SHORT EXERCISE
A line counts if it contains the word "Gate" at least once. State how many such lines the records contain, giving the number alone.

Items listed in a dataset
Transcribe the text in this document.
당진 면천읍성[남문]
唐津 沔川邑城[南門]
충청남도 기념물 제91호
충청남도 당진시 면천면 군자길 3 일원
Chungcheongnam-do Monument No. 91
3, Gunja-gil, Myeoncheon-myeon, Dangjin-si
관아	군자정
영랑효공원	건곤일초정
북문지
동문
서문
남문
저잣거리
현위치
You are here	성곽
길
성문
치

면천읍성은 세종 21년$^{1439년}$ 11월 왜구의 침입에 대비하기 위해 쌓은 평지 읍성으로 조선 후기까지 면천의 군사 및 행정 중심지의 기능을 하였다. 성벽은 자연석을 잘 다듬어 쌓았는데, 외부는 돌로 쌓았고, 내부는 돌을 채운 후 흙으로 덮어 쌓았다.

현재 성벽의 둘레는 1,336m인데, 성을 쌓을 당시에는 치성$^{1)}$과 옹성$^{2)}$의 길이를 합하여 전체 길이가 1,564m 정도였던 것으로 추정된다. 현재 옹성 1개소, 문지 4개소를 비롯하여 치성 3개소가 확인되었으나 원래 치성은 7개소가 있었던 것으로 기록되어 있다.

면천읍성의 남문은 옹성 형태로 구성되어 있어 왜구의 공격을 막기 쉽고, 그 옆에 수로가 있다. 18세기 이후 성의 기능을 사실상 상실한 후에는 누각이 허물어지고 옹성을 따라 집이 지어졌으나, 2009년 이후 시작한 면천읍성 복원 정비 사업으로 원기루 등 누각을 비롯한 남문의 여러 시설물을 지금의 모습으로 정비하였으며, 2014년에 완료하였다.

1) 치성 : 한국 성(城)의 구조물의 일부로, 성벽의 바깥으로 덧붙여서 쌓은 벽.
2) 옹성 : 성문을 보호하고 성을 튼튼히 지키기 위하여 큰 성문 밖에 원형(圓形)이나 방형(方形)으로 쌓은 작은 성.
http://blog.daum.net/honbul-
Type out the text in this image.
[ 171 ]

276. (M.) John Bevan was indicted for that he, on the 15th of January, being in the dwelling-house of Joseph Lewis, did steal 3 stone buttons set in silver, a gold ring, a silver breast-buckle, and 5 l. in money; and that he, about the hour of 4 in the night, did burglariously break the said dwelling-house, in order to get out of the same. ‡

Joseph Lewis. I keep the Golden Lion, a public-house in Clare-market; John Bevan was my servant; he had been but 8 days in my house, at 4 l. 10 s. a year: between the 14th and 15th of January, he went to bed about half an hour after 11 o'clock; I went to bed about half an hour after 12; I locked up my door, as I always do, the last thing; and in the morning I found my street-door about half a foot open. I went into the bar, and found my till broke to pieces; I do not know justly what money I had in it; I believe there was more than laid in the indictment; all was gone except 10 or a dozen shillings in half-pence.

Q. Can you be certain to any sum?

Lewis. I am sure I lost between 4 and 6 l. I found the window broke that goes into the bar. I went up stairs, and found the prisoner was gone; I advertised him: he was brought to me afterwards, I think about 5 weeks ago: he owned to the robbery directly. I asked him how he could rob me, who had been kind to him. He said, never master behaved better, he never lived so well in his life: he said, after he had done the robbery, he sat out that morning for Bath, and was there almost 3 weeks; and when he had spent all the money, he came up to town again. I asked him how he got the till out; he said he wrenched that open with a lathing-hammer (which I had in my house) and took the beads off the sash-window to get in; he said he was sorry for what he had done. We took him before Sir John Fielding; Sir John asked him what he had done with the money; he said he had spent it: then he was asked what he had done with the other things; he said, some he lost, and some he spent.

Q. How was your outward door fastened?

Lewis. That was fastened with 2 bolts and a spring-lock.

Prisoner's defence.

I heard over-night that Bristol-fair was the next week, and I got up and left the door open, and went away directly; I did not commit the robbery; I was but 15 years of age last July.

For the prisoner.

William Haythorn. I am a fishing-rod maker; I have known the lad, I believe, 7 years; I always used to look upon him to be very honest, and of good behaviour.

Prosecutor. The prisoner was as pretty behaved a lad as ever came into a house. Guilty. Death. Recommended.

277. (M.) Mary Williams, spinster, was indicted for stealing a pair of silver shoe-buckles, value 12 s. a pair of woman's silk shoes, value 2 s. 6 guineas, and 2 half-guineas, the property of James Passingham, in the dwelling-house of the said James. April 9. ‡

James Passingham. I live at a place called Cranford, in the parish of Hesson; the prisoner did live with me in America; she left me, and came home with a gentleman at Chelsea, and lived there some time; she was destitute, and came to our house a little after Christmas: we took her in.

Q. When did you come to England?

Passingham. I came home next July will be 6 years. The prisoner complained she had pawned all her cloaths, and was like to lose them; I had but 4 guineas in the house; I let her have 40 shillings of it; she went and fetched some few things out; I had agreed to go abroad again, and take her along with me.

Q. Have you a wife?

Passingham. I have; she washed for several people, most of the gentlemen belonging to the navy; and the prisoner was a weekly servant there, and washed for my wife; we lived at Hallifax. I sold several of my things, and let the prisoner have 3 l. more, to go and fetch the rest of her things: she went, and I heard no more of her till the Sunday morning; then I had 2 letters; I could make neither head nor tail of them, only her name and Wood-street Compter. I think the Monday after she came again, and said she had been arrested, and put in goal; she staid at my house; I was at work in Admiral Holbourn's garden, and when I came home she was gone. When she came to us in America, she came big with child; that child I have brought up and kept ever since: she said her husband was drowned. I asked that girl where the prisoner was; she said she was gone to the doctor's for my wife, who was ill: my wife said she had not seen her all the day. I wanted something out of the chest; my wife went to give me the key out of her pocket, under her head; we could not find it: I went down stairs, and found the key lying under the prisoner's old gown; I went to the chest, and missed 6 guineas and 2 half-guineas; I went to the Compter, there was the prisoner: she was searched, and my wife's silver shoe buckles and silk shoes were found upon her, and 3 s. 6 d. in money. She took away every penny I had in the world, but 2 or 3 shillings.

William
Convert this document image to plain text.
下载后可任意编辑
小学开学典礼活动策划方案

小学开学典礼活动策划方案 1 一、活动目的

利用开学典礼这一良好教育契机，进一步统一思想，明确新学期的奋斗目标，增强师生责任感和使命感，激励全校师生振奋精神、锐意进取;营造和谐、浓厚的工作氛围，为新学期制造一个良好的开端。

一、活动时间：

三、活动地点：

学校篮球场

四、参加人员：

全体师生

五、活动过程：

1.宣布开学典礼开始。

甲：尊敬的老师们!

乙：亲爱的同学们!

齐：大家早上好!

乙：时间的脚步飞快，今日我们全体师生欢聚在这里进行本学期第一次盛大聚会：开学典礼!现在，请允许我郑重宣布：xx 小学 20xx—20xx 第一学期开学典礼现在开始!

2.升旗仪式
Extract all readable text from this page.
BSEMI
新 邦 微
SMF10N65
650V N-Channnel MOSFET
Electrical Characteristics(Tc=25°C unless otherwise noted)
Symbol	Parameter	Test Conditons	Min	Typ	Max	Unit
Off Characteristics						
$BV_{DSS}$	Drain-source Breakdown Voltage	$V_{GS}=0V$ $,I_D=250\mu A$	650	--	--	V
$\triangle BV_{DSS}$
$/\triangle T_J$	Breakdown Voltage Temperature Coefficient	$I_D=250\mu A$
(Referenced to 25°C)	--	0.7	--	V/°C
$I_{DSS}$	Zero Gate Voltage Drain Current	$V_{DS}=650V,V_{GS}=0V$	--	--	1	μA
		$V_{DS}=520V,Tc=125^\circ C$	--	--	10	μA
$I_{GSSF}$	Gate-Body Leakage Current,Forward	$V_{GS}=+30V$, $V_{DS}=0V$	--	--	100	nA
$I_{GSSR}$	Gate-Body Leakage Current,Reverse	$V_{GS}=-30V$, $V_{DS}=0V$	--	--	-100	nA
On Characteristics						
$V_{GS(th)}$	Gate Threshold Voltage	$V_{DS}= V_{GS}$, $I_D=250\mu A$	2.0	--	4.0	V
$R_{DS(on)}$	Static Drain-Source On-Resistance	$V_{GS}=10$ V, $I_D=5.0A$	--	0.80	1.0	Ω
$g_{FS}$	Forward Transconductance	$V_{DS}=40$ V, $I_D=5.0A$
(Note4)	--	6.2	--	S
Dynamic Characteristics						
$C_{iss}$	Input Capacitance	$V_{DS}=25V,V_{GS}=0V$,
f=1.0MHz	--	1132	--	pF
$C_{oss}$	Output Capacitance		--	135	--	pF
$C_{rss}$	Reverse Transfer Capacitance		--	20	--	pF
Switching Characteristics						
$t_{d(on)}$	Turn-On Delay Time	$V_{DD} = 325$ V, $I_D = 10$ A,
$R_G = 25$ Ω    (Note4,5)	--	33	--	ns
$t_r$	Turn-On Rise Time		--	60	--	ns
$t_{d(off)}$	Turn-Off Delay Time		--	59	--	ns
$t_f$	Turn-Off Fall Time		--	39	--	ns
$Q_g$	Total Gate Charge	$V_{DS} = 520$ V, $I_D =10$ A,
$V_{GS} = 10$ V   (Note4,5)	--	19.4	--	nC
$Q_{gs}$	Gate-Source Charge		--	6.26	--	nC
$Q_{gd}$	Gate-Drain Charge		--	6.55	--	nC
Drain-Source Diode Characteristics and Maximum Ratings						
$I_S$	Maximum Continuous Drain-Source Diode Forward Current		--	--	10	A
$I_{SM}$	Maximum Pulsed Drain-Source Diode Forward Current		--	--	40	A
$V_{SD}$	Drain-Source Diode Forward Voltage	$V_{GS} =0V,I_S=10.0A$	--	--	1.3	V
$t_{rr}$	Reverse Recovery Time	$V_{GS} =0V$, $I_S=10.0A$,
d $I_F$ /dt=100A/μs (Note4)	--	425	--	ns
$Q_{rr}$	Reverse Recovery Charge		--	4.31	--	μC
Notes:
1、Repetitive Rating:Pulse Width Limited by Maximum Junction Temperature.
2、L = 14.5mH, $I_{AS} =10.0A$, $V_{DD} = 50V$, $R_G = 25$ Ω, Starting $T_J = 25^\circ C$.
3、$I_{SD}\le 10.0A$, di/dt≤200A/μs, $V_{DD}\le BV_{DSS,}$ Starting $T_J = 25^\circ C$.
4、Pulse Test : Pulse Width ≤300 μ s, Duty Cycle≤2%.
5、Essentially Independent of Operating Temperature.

ANSWER TO THIS PROBLEM
7